* Problems to work on:
1. According to the article on Fore Systems' expansion, which kinds of workers would make up the new hires?
2. Continue the article about Fore Systems' hiring plans from where it stops.

* Document text:
----

To: john dodson who wrote (10080)12/31/1998 11:48:00 PM
From: jach  Respond to of 12559
 
Posted here many moons ago
triblive.com

Happy New Year to all FORE Threaders

=============== here is a copy also

High-tech company to add 1,000 jobs

By Thomas Olson
TRIBUNE-REVIEW

Fore Systems Inc. plans to hire some 1,000 people within the
next two years in conjunction with a roughly $40 million
expansion slated for its high-tech corporate campus in Marshall
Township, according to a senior executive.

The plans show the young computer-networking company
already is outgrowing the futuristic, three-building complex it
constructed just one year ago. Fore now intends to construct
another three buildings, adding 300,000 square feet to its
Allegheny County site.

Fast-growing Fore currently employs 1,700 people
companywide, compared with just 150 people roughly four
years ago. The company does business in about 85 countries
and has about 30 offices in roughly 20 nations.

"We do move at a quick pace," Bruce Haney, Fore's chief
financial officer, said last night. "Our plans are that we should
hire another 1,000 people over the next two years or so" at the
corporate campus.

The new hires would consist of engineers, sales representatives,
customer support personnel and administrators.

----

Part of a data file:
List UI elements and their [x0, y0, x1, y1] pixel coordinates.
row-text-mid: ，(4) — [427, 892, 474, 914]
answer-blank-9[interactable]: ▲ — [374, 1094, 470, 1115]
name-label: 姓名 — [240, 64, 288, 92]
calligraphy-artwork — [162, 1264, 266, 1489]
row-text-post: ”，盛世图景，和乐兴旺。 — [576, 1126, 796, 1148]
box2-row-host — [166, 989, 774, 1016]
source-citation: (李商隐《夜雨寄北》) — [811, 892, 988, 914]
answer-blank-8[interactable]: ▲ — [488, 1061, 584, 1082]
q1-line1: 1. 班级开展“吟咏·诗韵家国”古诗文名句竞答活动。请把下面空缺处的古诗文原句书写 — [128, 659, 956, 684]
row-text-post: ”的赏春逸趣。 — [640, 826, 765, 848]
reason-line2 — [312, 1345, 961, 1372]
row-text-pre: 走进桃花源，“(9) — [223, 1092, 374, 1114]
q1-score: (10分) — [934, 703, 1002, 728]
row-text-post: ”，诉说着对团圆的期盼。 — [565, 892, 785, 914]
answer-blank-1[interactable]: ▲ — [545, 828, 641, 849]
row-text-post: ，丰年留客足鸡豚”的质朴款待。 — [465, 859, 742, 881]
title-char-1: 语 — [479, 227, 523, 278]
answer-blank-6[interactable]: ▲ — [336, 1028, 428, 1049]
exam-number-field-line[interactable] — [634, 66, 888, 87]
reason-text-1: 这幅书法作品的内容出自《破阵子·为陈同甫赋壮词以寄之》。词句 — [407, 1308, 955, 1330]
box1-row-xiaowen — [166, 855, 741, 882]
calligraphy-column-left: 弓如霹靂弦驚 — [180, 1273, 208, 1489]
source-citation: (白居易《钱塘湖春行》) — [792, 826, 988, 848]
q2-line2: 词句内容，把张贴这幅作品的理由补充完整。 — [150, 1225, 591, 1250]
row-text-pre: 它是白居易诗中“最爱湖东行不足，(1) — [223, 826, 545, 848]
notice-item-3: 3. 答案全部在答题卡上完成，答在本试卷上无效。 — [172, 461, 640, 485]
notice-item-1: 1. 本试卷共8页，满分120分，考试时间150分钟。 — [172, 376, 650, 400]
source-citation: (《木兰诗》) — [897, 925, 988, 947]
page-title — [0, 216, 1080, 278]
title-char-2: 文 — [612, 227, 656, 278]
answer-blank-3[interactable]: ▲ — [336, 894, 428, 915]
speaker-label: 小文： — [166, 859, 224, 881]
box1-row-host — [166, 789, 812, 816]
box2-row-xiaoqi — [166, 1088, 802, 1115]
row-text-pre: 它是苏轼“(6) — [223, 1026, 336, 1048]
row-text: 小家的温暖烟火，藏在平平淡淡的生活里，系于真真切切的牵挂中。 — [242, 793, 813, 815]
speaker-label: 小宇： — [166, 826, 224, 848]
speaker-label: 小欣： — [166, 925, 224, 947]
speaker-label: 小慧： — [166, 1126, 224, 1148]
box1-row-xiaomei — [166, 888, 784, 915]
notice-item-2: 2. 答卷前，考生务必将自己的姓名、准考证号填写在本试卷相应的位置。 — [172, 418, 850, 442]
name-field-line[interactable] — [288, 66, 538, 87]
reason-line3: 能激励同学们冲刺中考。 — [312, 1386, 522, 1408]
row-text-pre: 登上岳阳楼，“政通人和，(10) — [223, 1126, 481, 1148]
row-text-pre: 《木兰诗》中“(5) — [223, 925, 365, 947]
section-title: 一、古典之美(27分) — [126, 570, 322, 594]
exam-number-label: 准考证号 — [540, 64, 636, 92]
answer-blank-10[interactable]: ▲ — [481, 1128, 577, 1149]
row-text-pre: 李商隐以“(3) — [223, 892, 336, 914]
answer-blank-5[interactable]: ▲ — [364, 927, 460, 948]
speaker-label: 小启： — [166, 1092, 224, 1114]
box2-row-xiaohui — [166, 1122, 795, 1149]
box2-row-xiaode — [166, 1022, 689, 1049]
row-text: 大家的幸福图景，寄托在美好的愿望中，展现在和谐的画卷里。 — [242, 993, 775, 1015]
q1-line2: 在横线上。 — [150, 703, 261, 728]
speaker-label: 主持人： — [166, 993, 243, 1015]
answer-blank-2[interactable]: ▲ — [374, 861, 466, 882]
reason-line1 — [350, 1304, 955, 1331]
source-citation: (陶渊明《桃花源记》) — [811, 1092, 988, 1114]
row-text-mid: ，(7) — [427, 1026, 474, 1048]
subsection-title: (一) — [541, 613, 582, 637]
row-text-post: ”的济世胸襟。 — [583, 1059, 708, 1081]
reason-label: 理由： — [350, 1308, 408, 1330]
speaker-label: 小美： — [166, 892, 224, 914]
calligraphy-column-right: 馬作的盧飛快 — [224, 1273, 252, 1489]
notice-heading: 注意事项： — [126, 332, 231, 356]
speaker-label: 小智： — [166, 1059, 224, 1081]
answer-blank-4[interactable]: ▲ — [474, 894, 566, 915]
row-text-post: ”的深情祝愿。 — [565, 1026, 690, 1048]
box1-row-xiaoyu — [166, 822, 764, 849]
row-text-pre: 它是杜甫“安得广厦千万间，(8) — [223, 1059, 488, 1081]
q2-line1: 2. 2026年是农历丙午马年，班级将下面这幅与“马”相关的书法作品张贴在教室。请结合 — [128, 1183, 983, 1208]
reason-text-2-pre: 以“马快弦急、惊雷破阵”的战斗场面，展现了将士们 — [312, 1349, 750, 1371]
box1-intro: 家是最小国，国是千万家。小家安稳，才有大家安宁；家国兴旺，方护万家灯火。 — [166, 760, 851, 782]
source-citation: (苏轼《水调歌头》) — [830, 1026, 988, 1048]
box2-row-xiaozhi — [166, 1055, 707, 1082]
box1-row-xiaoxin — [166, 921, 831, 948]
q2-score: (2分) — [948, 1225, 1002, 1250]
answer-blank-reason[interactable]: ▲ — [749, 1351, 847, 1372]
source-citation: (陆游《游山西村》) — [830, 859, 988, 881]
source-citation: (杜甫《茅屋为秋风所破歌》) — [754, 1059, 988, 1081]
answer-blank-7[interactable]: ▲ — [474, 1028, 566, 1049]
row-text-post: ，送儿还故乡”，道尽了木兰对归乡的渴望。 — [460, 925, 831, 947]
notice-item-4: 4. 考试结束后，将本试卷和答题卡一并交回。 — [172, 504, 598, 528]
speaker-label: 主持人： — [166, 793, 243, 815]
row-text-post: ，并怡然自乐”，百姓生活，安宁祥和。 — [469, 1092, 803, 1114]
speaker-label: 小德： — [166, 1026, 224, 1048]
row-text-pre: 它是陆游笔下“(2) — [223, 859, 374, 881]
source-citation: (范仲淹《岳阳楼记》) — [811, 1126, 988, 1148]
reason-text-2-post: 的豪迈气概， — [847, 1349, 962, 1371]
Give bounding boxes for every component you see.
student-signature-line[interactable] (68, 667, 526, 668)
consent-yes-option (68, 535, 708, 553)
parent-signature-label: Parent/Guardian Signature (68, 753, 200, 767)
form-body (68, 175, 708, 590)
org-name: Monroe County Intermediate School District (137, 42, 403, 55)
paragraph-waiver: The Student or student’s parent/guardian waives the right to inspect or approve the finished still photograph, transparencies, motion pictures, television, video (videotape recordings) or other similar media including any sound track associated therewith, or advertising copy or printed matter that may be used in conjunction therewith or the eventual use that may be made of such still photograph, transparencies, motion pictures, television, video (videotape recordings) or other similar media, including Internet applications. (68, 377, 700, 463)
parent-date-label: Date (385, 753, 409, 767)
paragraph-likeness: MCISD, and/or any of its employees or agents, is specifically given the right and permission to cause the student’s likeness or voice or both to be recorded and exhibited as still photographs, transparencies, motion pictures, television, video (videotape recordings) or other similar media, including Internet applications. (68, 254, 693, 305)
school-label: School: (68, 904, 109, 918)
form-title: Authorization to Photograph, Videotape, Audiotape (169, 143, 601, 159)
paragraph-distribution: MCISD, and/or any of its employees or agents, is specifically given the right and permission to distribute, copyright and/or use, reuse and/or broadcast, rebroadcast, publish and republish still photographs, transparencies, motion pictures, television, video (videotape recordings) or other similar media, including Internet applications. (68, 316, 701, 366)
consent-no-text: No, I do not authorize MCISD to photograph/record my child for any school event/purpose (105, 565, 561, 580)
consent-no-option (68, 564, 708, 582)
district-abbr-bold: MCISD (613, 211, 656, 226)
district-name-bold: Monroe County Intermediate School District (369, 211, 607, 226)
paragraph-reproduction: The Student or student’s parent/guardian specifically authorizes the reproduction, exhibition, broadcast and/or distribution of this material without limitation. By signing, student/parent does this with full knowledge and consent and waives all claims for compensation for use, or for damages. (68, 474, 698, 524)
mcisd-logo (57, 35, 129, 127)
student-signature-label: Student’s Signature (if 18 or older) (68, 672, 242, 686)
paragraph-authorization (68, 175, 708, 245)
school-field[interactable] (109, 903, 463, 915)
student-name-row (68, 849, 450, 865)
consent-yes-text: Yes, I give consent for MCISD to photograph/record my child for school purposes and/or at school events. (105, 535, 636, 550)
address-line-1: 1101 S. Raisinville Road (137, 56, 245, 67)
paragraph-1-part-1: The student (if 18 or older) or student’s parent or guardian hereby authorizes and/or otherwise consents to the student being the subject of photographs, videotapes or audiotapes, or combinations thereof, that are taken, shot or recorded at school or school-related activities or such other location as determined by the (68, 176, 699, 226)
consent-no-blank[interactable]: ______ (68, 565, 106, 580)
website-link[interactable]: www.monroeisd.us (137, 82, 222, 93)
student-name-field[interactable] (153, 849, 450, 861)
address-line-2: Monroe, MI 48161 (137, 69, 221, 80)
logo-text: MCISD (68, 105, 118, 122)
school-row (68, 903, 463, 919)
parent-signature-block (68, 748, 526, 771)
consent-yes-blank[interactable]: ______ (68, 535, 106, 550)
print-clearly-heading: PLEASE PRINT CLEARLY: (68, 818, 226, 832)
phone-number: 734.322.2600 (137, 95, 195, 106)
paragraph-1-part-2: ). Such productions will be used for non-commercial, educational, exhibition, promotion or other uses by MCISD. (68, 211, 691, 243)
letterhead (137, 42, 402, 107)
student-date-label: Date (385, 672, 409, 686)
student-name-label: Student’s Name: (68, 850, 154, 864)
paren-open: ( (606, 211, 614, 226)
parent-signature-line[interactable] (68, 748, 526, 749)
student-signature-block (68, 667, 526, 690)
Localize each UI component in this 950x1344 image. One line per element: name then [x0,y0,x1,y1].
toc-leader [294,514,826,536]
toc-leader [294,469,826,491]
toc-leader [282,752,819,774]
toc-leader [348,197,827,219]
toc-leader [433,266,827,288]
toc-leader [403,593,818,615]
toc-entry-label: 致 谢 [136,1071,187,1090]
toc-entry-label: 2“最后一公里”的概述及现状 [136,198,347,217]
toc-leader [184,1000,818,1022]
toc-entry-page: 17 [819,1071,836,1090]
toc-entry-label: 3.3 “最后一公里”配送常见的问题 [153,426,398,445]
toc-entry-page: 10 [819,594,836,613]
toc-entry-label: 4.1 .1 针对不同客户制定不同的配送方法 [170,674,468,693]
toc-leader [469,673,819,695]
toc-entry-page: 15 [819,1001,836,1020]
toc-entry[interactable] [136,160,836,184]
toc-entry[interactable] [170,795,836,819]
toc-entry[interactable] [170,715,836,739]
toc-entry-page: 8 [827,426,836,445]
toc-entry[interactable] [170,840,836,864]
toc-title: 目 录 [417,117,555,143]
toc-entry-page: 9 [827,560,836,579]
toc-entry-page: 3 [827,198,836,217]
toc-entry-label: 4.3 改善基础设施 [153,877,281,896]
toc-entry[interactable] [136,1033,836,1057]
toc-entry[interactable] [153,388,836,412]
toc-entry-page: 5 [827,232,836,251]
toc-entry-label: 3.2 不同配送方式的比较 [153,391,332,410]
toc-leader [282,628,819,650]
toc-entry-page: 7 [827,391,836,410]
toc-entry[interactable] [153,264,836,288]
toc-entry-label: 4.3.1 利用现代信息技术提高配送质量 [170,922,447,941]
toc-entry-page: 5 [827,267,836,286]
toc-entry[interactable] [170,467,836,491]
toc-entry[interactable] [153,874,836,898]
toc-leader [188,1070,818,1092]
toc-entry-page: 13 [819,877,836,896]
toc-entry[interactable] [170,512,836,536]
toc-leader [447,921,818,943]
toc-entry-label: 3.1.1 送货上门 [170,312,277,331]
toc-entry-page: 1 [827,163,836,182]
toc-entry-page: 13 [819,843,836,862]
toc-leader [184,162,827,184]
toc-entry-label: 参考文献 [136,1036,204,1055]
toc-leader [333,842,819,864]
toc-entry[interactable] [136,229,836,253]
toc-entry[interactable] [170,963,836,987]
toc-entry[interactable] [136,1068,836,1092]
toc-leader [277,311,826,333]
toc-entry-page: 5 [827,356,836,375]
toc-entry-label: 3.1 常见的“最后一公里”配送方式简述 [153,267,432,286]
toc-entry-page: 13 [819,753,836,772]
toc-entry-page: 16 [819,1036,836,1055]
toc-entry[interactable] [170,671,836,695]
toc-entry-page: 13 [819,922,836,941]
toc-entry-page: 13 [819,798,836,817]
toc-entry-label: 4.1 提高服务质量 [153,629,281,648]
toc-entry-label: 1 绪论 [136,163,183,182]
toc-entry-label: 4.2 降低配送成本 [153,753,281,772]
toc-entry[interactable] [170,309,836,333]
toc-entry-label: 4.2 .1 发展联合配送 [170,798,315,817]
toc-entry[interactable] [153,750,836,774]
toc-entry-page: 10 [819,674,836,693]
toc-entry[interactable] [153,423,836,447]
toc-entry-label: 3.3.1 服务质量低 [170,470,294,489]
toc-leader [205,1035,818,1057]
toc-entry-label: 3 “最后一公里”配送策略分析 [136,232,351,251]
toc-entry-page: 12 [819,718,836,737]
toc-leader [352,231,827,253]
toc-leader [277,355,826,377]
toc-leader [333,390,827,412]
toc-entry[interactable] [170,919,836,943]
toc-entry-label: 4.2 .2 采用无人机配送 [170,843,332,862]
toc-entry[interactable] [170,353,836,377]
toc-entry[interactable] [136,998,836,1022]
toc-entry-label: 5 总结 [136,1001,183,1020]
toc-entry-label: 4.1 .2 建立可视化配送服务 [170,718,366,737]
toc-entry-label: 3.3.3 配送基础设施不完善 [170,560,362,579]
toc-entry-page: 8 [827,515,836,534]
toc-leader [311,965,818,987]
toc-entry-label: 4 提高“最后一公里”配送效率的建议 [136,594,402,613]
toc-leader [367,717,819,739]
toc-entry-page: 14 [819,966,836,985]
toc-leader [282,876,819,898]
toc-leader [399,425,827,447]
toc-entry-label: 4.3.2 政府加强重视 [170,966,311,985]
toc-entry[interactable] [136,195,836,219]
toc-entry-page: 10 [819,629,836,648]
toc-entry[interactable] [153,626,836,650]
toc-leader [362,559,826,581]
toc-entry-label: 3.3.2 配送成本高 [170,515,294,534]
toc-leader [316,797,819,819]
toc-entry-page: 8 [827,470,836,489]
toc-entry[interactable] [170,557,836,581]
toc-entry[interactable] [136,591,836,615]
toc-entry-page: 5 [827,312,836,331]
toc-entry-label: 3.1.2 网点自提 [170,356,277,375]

----

* Results in order:
1. Engineers, sales representatives, customer support personnel and administrators.

2.
Fore's gleaming glass headquarters is 305,000 square feet
spread across three structures. Plans call for a new
140,000-square-foot manufacturing and support structure to be
completed by the end of next year, Haney said.

Then, Fore intends to add two more buildings, covering another
160,000 square feet, in the next two to three years.

The $40 million budgeted for Fore's expansion "is very close to
what we spent on phase one," Haney said.

Word that Fore harbored extensive hiring plans first surfaced
during a recent meeting of the North Allegheny School District
Board. Fore is seeking to double its current six-year tax
abatement from the district. If granted, it would extend the
high-tech company's total waiver to $2.5 million.

In exchange for another six tax-free years, Fore pledged to
upgrade the North Allegheny School District's computer
network and provide it with distance learning capabilities.

State law encourages school districts to provide such tax
incentives to stimulate business growth. But the school board is
divided on whether it should forfeit tax revenue in the name of
economic development. The school board postponed a vote on
the issue last week.

"Plans are, if certain things happen, that we'll basically double
(the space) that we have today," Haney said.

The senior executive repeated the grandiose hiring plans when
he briefed investors and analysts at a technology conference in
New York yesterday, according to Bloomberg News.

"Our business has grown dramatically over the past three to four
years, from sales of a little under $50 million in 1994 to about
$458 million" in the fiscal year ended last March, Haney said.

Fore's equipment is used by large businesses and telephone
companies to combine voice and data communications on their
computer networks. With today's torrent of Web surfers,
Internet service providers and phone companies are fueling a
heavy demand for the company's computer switches.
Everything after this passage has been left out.